Given instruction: Transcribe every record that appears below, exactly and in full.

+--

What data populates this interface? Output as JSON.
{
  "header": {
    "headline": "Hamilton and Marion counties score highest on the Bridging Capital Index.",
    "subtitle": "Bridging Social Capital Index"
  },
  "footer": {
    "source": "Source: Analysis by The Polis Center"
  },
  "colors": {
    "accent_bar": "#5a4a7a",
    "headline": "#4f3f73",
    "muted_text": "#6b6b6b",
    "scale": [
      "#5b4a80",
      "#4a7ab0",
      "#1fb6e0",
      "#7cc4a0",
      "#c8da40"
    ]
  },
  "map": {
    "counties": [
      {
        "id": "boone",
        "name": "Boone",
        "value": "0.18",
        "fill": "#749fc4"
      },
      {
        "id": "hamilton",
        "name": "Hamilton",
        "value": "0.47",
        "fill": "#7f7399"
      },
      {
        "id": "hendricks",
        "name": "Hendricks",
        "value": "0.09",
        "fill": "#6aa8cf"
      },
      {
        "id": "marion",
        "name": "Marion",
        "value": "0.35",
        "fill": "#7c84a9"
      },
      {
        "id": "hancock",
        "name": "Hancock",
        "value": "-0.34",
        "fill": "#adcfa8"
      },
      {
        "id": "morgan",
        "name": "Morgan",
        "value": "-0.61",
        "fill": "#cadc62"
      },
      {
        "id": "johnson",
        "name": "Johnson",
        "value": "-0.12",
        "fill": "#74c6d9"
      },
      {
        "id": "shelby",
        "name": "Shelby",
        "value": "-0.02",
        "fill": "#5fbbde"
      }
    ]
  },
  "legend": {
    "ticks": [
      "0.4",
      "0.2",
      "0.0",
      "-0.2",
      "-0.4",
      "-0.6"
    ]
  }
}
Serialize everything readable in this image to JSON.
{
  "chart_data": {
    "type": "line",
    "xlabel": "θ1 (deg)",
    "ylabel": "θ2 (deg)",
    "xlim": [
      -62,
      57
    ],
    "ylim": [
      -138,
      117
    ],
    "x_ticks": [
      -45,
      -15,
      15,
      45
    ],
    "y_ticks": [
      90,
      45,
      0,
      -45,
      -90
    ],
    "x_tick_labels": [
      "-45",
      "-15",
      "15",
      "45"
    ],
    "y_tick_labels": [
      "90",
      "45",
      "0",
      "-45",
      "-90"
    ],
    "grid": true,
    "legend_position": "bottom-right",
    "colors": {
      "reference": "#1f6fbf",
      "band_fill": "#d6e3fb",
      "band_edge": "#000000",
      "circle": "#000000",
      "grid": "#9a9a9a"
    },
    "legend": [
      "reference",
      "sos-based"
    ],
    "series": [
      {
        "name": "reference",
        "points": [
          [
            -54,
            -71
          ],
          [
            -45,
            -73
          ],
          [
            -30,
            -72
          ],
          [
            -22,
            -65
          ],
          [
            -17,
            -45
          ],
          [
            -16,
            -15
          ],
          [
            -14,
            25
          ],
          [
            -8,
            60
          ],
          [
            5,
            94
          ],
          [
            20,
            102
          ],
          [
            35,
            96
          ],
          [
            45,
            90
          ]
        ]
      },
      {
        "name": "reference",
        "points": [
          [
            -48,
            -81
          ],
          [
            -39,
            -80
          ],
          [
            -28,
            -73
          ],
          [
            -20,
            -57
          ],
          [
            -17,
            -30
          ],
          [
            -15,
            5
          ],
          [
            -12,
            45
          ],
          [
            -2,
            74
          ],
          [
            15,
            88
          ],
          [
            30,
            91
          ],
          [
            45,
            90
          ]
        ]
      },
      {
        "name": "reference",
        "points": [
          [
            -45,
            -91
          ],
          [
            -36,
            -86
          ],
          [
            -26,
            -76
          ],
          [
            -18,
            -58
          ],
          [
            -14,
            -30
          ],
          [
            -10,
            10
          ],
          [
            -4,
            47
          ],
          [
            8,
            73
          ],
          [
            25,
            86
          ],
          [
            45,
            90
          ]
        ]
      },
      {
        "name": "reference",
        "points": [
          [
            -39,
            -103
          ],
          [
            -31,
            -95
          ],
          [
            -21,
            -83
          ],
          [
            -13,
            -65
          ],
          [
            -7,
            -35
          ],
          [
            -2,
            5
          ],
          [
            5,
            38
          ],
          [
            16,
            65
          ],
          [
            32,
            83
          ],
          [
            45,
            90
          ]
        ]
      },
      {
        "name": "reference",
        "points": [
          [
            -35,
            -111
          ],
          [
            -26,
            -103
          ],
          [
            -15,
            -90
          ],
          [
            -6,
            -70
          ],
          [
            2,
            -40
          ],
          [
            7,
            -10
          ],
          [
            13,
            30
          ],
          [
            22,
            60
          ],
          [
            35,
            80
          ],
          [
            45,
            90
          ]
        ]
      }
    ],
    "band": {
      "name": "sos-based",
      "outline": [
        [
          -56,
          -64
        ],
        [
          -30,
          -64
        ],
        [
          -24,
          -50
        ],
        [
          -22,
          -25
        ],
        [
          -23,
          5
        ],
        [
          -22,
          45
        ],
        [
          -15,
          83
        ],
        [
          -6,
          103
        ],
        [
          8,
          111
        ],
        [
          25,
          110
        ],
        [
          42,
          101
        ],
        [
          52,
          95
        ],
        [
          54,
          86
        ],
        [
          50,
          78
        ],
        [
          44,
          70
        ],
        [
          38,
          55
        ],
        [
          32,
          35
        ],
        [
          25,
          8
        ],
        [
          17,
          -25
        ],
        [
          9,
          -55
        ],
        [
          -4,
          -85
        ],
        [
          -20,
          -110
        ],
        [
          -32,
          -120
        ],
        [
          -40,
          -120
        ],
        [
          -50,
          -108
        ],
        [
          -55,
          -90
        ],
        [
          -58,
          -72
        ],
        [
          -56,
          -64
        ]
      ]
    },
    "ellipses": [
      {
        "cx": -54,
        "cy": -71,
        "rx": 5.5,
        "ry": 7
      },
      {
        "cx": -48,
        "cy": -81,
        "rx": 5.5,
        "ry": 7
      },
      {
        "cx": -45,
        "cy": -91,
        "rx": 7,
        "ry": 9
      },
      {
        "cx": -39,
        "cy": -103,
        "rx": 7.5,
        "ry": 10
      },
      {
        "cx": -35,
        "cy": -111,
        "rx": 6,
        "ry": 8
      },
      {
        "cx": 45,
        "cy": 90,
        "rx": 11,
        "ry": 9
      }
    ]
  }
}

+--

Answer to the problem:
What data populates this interface? Output as JSON.
{
  "header": {
    "headline": "Hamilton and Marion counties score highest on the Bridging Capital Index.",
    "subtitle": "Bridging Social Capital Index"
  },
  "footer": {
    "source": "Source: Analysis by The Polis Center"
  },
  "colors": {
    "accent_bar": "#5a4a7a",
    "headline": "#4f3f73",
    "muted_text": "#6b6b6b",
    "scale": [
      "#5b4a80",
      "#4a7ab0",
      "#1fb6e0",
      "#7cc4a0",
      "#c8da40"
    ]
  },
  "map": {
    "counties": [
      {
        "id": "boone",
        "name": "Boone",
        "value": "0.18",
        "fill": "#749fc4"
      },
      {
        "id": "hamilton",
        "name": "Hamilton",
        "value": "0.47",
        "fill": "#7f7399"
      },
      {
        "id": "hendricks",
        "name": "Hendricks",
        "value": "0.09",
        "fill": "#6aa8cf"
      },
      {
        "id": "marion",
        "name": "Marion",
        "value": "0.35",
        "fill": "#7c84a9"
      },
      {
        "id": "hancock",
        "name": "Hancock",
        "value": "-0.34",
        "fill": "#adcfa8"
      },
      {
        "id": "morgan",
        "name": "Morgan",
        "value": "-0.61",
        "fill": "#cadc62"
      },
      {
        "id": "johnson",
        "name": "Johnson",
        "value": "-0.12",
        "fill": "#74c6d9"
      },
      {
        "id": "shelby",
        "name": "Shelby",
        "value": "-0.02",
        "fill": "#5fbbde"
      }
    ]
  },
  "legend": {
    "ticks": [
      "0.4",
      "0.2",
      "0.0",
      "-0.2",
      "-0.4",
      "-0.6"
    ]
  }
}
Serialize everything readable in this image to JSON.
{
  "chart_data": {
    "type": "line",
    "xlabel": "θ1 (deg)",
    "ylabel": "θ2 (deg)",
    "xlim": [
      -62,
      57
    ],
    "ylim": [
      -138,
      117
    ],
    "x_ticks": [
      -45,
      -15,
      15,
      45
    ],
    "y_ticks": [
      90,
      45,
      0,
      -45,
      -90
    ],
    "x_tick_labels": [
      "-45",
      "-15",
      "15",
      "45"
    ],
    "y_tick_labels": [
      "90",
      "45",
      "0",
      "-45",
      "-90"
    ],
    "grid": true,
    "legend_position": "bottom-right",
    "colors": {
      "reference": "#1f6fbf",
      "band_fill": "#d6e3fb",
      "band_edge": "#000000",
      "circle": "#000000",
      "grid": "#9a9a9a"
    },
    "legend": [
      "reference",
      "sos-based"
    ],
    "series": [
      {
        "name": "reference",
        "points": [
          [
            -54,
            -71
          ],
          [
            -45,
            -73
          ],
          [
            -30,
            -72
          ],
          [
            -22,
            -65
          ],
          [
            -17,
            -45
          ],
          [
            -16,
            -15
          ],
          [
            -14,
            25
          ],
          [
            -8,
            60
          ],
          [
            5,
            94
          ],
          [
            20,
            102
          ],
          [
            35,
            96
          ],
          [
            45,
            90
          ]
        ]
      },
      {
        "name": "reference",
        "points": [
          [
            -48,
            -81
          ],
          [
            -39,
            -80
          ],
          [
            -28,
            -73
          ],
          [
            -20,
            -57
          ],
          [
            -17,
            -30
          ],
          [
            -15,
            5
          ],
          [
            -12,
            45
          ],
          [
            -2,
            74
          ],
          [
            15,
            88
          ],
          [
            30,
            91
          ],
          [
            45,
            90
          ]
        ]
      },
      {
        "name": "reference",
        "points": [
          [
            -45,
            -91
          ],
          [
            -36,
            -86
          ],
          [
            -26,
            -76
          ],
          [
            -18,
            -58
          ],
          [
            -14,
            -30
          ],
          [
            -10,
            10
          ],
          [
            -4,
            47
          ],
          [
            8,
            73
          ],
          [
            25,
            86
          ],
          [
            45,
            90
          ]
        ]
      },
      {
        "name": "reference",
        "points": [
          [
            -39,
            -103
          ],
          [
            -31,
            -95
          ],
          [
            -21,
            -83
          ],
          [
            -13,
            -65
          ],
          [
            -7,
            -35
          ],
          [
            -2,
            5
          ],
          [
            5,
            38
          ],
          [
            16,
            65
          ],
          [
            32,
            83
          ],
          [
            45,
            90
          ]
        ]
      },
      {
        "name": "reference",
        "points": [
          [
            -35,
            -111
          ],
          [
            -26,
            -103
          ],
          [
            -15,
            -90
          ],
          [
            -6,
            -70
          ],
          [
            2,
            -40
          ],
          [
            7,
            -10
          ],
          [
            13,
            30
          ],
          [
            22,
            60
          ],
          [
            35,
            80
          ],
          [
            45,
            90
          ]
        ]
      }
    ],
    "band": {
      "name": "sos-based",
      "outline": [
        [
          -56,
          -64
        ],
        [
          -30,
          -64
        ],
        [
          -24,
          -50
        ],
        [
          -22,
          -25
        ],
        [
          -23,
          5
        ],
        [
          -22,
          45
        ],
        [
          -15,
          83
        ],
        [
          -6,
          103
        ],
        [
          8,
          111
        ],
        [
          25,
          110
        ],
        [
          42,
          101
        ],
        [
          52,
          95
        ],
        [
          54,
          86
        ],
        [
          50,
          78
        ],
        [
          44,
          70
        ],
        [
          38,
          55
        ],
        [
          32,
          35
        ],
        [
          25,
          8
        ],
        [
          17,
          -25
        ],
        [
          9,
          -55
        ],
        [
          -4,
          -85
        ],
        [
          -20,
          -110
        ],
        [
          -32,
          -120
        ],
        [
          -40,
          -120
        ],
        [
          -50,
          -108
        ],
        [
          -55,
          -90
        ],
        [
          -58,
          -72
        ],
        [
          -56,
          -64
        ]
      ]
    },
    "ellipses": [
      {
        "cx": -54,
        "cy": -71,
        "rx": 5.5,
        "ry": 7
      },
      {
        "cx": -48,
        "cy": -81,
        "rx": 5.5,
        "ry": 7
      },
      {
        "cx": -45,
        "cy": -91,
        "rx": 7,
        "ry": 9
      },
      {
        "cx": -39,
        "cy": -103,
        "rx": 7.5,
        "ry": 10
      },
      {
        "cx": -35,
        "cy": -111,
        "rx": 6,
        "ry": 8
      },
      {
        "cx": 45,
        "cy": 90,
        "rx": 11,
        "ry": 9
      }
    ]
  }
}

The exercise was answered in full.